[Begin GIVEN TEXT]

In the native data, the indirect object consisted of a single pronoun in all cases of DO except

two (the Oi in bold font):

(22)

(17)

in December <XX> give children presents <\B>

(18)

[ <laughs> <X> no said right er well we'll give that one a miss then <\B>

In both cases, the Od and Oi were simple and equal in length (1:1 for (17) and 2:2 for (18)).

When the Oi was not a single pronoun in the DO construction, there was equal length between the two object constituents in the learner data (both objects in bold font):

(19)

ma= (mm) give people strength <overlap /> people who like . can't really find their

(20)

<breathes> and Lars Norén is so . good with with all these things because he . sort of (em) all of a sudden he gives the audience a joke <overlap /> <breathes>

In (19) the ratio is 1:1, and in (20), the ratio is 2:2.

There was one interesting case of reference in the native data where the Oi in a DO construction provided a new description for a previously mentioned entity. The whole paragraph is given for context (the entire DO construction in bold font):

(21)

[End GIVEN TEXT]
[Begin DATA LINES]

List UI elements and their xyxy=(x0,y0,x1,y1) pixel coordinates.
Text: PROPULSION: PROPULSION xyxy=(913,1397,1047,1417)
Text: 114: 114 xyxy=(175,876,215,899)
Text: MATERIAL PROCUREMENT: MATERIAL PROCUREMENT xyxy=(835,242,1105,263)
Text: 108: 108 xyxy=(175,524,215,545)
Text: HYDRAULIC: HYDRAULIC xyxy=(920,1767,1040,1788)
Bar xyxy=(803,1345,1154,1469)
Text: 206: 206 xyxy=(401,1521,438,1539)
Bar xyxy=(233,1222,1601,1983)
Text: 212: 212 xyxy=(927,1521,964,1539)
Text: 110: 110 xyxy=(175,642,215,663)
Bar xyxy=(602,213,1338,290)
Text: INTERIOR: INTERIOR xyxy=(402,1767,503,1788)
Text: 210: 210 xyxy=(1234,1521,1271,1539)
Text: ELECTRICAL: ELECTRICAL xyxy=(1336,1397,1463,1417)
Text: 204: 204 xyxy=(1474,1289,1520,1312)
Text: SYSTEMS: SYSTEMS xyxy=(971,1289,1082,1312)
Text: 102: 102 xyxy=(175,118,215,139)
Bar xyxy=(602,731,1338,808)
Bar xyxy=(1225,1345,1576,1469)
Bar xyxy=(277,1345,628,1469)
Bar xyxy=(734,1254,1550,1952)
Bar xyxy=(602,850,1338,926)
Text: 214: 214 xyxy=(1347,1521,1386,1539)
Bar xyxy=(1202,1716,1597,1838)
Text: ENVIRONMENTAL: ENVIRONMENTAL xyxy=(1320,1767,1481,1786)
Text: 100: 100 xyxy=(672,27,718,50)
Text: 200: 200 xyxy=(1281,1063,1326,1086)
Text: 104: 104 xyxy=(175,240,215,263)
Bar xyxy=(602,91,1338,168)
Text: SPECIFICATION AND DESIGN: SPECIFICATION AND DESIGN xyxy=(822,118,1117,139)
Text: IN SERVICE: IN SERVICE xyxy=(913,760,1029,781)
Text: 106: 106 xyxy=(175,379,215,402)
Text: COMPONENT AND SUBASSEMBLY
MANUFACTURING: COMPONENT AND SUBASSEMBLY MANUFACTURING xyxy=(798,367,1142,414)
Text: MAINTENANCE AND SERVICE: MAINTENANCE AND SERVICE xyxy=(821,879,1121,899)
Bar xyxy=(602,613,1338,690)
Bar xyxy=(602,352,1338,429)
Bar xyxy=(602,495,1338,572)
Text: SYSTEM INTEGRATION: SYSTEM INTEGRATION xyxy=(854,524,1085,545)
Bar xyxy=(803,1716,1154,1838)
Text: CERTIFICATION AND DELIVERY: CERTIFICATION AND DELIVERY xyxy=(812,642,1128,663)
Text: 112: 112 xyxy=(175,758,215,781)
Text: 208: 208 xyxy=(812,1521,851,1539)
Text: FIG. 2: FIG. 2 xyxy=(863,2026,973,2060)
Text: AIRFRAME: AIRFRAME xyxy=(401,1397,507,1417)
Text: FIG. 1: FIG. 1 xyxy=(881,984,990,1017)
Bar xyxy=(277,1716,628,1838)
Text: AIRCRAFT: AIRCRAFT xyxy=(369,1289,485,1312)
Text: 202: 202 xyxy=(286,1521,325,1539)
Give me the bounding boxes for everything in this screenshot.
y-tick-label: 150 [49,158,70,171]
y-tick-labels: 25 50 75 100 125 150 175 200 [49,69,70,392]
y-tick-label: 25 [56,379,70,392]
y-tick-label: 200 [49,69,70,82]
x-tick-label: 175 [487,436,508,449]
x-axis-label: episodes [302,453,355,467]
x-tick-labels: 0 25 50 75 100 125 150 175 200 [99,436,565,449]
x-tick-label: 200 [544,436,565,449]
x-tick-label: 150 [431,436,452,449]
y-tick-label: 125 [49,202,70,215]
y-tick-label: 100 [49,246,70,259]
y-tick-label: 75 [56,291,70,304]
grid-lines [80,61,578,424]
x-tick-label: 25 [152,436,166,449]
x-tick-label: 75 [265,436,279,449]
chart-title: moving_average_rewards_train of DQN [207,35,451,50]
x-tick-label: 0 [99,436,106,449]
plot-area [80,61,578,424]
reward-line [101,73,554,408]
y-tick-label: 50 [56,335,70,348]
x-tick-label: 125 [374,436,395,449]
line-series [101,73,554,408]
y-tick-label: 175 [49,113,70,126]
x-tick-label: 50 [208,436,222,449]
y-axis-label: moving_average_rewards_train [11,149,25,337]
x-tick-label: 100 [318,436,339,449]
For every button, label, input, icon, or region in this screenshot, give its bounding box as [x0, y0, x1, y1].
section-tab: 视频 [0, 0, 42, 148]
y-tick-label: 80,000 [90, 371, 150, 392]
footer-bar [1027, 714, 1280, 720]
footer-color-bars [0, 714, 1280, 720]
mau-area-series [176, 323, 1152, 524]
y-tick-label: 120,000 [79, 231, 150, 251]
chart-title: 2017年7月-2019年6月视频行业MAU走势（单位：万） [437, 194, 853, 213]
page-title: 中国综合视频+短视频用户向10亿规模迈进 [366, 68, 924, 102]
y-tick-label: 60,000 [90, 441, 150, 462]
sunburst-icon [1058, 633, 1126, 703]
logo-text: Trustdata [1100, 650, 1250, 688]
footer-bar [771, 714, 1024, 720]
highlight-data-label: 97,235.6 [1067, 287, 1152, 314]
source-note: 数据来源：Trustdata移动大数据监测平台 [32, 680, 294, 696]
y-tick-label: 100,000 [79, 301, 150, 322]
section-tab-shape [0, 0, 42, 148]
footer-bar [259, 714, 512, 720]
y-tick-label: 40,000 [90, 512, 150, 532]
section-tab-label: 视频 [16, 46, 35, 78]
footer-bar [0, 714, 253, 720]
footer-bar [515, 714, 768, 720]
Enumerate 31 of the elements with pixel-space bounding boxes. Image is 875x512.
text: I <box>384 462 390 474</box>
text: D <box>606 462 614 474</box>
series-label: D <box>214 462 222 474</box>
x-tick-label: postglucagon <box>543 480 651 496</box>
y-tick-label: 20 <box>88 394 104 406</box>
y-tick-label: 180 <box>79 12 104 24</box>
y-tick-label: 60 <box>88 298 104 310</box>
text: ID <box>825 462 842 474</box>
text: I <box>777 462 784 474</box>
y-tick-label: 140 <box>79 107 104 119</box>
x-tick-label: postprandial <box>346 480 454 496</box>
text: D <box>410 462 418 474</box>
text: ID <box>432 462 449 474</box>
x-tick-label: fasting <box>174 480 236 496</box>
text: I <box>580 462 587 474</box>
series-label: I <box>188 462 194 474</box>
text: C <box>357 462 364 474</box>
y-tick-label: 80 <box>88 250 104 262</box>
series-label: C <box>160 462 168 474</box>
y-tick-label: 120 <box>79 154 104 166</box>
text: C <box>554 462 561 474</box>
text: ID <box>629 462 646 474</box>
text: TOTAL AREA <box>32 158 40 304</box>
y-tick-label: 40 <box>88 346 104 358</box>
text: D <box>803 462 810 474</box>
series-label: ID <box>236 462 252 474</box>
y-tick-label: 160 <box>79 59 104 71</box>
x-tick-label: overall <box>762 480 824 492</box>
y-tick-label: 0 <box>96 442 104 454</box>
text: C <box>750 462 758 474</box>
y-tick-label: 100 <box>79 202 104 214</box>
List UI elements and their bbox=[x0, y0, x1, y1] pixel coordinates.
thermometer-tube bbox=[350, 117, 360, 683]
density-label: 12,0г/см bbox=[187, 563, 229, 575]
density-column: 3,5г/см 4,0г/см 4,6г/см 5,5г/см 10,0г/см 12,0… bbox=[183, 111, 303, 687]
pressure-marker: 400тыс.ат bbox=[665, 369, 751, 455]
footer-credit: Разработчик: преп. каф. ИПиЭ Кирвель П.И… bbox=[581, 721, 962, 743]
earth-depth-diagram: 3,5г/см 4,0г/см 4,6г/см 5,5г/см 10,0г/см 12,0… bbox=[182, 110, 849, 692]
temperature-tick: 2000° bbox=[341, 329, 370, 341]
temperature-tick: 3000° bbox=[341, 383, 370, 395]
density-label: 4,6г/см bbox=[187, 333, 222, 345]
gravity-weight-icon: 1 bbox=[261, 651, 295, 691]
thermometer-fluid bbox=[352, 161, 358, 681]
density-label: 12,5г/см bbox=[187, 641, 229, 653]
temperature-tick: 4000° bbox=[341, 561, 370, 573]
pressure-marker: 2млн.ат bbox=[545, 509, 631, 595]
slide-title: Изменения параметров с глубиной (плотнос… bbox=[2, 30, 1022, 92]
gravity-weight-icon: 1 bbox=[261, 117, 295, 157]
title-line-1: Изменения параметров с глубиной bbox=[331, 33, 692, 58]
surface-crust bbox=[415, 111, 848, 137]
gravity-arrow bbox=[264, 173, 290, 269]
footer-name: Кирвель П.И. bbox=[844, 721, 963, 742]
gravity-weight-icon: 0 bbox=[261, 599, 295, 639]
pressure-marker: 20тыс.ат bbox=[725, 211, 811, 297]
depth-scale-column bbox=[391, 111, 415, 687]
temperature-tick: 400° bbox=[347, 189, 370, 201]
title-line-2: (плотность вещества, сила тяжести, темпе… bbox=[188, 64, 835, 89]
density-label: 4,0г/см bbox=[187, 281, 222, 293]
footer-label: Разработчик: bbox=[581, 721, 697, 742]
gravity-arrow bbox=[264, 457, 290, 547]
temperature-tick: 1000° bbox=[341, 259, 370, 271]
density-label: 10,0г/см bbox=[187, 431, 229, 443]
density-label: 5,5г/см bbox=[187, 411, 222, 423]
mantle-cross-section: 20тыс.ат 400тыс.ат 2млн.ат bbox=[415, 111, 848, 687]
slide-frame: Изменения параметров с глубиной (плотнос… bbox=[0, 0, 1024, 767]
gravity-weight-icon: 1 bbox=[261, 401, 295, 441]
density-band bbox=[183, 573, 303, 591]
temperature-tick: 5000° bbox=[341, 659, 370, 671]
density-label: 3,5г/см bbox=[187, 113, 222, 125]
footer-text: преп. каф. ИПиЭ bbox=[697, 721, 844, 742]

[End DATA LINES]

* [DIRECTIVES]:
1. Update the passage on indirect objects by rewriting it from the words "[ <laughs> <X>" through "2:2 for (18)).", with "simple" changed to "short".
2. Carry the passage on indirect objects further, beginning right after its last line.

* [TASK-BY-TASK OUTPUTS]:
1.
[ <laughs> <X> no said right er well we'll give that one a miss then <\B>

In both cases, the Od and Oi were short and equal in length (1:1 for (17) and 2:2 for (18)).

2.
so she sits down again and then he paints what he doesn't see and he paints this . pretty woman who's smiling and looking friendly and . happy with life and she gets up and she's very very happy with that and she gives the little man his money and she goes back to show her friends and her friends are a little bit surprised because of course when stood next to the portrait they don't look quite the same <\B>

In this data, the native speaker made up a story around some pictures. Figuring in the story

were a woman and a man, who painted two portraits of the woman. Thus, he in the data

referred to the man, which was established at least three times prior to the marked part. The

speaker then used the little man to refer to the same entity that had previously been described

as he; providing a new description of an already given entity. This utterance differs from the

other DO data in that shift is impossible (see chapter 6: Analysis and discussion).

(23)

6. Analysis and discussion

As seen above, only one instance of HNPS was discovered in the learner data and none at all in the native data. Clearly, the speakers preferred unshifted word order even in sentences with at least relatively heavy mid-positioned NPs. These results do not adhere to the end-weight principle, but rather appear to be evidence in support of earlier postulations (Stallings et al.

1998) that neither length nor complexity are necessarily always enough to trigger HNPS, not even when they occur together, as other factors may be involved.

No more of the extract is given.